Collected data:
========================================================================

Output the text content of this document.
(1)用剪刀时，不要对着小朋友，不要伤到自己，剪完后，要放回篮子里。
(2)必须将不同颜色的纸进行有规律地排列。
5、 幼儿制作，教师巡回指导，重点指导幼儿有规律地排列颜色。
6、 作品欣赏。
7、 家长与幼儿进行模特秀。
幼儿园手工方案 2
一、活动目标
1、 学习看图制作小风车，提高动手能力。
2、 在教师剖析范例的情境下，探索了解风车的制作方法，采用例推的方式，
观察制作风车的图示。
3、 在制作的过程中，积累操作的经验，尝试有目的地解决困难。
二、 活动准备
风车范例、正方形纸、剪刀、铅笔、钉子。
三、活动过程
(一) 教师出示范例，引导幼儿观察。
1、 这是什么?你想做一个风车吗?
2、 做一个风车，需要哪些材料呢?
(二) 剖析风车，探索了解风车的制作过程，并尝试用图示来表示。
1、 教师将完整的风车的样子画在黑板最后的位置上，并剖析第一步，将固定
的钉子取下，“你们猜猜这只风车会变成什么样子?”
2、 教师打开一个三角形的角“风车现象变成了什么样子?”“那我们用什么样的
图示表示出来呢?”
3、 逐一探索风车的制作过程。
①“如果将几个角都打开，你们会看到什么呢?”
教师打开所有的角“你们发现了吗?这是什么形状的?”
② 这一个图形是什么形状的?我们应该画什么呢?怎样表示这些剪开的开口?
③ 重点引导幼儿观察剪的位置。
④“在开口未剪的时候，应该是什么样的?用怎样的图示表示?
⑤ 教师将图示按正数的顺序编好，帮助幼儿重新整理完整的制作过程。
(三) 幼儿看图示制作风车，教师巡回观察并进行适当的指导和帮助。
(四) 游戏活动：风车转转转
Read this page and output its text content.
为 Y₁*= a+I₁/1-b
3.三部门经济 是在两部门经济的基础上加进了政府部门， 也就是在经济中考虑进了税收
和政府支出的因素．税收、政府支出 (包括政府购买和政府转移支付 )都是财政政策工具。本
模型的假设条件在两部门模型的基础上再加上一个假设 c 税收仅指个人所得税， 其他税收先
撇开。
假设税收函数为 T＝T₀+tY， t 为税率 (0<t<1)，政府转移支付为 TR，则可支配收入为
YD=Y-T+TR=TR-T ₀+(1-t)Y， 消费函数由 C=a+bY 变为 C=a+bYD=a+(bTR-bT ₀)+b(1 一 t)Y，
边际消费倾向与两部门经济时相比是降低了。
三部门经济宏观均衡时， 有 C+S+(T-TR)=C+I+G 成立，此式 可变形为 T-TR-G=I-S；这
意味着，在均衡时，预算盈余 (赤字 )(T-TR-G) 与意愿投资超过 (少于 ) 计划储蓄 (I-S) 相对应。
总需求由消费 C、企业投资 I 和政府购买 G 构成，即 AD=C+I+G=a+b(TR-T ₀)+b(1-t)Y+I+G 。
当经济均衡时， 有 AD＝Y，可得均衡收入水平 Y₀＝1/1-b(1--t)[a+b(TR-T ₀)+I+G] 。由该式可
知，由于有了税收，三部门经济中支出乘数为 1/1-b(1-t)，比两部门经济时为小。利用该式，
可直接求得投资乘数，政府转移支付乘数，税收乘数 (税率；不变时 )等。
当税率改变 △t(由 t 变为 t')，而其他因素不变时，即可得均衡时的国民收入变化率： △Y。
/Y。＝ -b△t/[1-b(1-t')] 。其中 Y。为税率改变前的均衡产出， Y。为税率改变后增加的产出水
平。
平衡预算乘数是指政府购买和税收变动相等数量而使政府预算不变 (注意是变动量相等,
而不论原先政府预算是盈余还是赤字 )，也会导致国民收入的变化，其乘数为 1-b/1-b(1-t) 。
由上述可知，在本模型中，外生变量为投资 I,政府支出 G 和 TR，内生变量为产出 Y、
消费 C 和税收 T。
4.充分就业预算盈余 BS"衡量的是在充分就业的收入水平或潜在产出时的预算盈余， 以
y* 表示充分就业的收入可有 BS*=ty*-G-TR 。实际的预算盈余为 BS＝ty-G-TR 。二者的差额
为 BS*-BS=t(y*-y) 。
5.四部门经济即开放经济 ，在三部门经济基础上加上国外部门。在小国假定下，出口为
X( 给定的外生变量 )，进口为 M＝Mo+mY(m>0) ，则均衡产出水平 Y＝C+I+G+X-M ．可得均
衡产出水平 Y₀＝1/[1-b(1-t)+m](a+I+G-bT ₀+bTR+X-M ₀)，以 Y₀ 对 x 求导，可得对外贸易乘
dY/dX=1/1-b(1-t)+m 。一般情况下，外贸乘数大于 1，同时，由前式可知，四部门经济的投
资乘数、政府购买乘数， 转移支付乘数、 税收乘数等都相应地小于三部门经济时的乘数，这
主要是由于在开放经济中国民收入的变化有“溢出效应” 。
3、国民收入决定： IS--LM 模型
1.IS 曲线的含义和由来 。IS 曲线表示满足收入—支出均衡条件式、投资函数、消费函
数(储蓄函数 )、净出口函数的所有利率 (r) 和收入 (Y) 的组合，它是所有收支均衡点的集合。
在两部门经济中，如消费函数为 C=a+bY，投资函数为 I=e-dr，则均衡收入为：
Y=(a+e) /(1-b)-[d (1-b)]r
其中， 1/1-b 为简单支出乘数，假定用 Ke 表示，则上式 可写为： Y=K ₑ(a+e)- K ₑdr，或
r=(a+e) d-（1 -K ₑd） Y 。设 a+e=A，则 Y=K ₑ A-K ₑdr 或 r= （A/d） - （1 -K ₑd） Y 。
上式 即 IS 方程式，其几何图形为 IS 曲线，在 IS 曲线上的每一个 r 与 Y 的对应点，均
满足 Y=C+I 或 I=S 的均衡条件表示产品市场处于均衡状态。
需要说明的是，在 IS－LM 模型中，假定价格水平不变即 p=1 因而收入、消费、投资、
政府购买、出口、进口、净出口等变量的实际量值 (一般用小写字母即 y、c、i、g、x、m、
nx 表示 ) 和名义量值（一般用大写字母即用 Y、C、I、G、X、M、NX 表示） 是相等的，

========================================================================

Show the lines of the data that hold the word "this".

COMPLETE RESPONSE:
Output the text content of this document.
Read this page and output its text content.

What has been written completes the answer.